** BEGIN Available records **

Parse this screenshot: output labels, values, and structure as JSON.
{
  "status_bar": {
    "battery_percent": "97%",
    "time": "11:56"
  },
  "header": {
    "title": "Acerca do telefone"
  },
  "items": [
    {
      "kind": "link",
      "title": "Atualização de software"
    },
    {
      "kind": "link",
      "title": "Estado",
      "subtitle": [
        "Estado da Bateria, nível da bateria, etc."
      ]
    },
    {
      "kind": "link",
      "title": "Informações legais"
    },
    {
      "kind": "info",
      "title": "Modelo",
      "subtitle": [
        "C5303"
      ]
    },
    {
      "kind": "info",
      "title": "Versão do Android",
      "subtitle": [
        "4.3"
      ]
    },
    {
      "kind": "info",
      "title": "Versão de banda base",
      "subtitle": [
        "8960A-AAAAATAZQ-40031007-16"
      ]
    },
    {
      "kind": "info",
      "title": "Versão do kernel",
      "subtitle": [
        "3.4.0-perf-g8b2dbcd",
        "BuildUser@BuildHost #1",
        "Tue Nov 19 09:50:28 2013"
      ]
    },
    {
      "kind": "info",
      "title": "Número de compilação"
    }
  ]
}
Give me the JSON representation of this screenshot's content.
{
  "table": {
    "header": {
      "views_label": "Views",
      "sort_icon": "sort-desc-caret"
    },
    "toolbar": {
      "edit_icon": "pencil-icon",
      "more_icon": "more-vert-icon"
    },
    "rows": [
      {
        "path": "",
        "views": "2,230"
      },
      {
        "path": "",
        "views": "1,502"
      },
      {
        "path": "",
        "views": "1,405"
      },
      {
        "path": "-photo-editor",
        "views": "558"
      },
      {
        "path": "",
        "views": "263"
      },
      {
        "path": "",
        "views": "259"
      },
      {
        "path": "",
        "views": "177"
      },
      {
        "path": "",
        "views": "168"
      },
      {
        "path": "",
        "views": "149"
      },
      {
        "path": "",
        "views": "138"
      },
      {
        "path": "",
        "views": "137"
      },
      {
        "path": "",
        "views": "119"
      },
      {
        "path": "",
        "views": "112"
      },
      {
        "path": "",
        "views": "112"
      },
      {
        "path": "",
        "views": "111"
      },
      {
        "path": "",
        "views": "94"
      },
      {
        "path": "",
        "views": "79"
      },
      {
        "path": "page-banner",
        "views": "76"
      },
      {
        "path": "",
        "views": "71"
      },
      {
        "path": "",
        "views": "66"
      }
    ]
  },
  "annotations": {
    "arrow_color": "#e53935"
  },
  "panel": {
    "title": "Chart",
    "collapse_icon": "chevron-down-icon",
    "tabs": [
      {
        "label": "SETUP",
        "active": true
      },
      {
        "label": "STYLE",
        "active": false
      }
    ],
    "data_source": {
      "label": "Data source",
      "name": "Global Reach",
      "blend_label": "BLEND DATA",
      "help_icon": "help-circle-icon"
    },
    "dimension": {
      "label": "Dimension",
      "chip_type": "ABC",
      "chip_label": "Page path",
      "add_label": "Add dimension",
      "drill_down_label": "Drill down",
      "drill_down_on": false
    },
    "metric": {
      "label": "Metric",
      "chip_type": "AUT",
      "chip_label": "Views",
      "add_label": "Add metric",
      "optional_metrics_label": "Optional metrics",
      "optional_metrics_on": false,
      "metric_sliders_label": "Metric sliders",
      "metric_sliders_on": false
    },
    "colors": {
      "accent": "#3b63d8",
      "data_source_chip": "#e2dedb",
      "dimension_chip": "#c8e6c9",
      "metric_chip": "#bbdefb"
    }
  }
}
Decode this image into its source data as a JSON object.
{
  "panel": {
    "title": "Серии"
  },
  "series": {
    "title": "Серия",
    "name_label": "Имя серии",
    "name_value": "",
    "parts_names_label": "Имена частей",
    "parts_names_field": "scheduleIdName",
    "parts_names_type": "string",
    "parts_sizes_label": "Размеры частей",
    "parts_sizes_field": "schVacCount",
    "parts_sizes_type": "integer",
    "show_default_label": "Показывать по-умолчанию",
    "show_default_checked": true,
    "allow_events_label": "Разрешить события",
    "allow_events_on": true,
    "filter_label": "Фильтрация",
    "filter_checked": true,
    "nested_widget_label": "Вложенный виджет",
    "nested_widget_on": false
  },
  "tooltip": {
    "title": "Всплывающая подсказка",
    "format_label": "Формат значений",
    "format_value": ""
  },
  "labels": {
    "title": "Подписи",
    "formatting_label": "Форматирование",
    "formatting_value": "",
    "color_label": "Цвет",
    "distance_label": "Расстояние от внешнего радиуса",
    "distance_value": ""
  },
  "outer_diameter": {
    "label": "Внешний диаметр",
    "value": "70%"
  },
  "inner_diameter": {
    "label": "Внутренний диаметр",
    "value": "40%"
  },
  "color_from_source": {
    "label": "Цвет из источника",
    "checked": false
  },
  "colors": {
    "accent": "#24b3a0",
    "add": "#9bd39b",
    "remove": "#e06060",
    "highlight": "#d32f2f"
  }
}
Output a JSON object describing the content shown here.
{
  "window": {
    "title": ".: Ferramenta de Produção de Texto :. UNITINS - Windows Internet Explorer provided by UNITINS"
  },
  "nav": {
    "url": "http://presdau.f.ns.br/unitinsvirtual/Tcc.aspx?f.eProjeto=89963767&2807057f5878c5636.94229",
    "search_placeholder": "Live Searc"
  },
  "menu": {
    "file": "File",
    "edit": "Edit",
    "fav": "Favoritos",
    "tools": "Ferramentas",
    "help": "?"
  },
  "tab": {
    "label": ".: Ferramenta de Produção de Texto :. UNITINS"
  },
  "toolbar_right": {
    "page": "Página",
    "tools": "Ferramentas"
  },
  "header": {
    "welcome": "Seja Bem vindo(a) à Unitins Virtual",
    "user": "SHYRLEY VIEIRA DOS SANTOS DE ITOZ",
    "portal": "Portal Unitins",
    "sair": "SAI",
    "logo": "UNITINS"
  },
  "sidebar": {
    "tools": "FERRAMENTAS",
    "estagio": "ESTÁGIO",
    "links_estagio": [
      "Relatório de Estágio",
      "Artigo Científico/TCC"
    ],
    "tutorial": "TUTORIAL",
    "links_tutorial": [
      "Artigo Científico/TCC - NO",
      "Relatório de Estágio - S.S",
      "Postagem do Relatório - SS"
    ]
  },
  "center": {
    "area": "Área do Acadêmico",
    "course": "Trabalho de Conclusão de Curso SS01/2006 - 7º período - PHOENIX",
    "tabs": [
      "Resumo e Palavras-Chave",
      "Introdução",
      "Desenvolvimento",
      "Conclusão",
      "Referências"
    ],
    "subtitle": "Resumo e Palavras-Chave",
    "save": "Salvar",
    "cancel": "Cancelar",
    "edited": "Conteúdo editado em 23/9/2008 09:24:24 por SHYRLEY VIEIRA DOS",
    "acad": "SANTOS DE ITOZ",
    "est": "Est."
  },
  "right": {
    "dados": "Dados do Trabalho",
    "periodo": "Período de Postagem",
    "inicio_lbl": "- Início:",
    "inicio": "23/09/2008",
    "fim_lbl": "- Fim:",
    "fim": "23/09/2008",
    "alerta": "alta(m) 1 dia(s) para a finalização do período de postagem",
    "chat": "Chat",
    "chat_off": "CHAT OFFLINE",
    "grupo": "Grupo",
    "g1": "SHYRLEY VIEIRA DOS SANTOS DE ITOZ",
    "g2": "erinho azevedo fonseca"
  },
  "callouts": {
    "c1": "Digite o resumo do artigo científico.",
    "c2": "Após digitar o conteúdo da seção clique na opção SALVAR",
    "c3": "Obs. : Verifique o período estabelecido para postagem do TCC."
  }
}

** END Available records **

◆ Work required ◆
Your answer should be only a number: how many lines of the data above contain the string "ITOZ"?

◆ Task solution ◆
3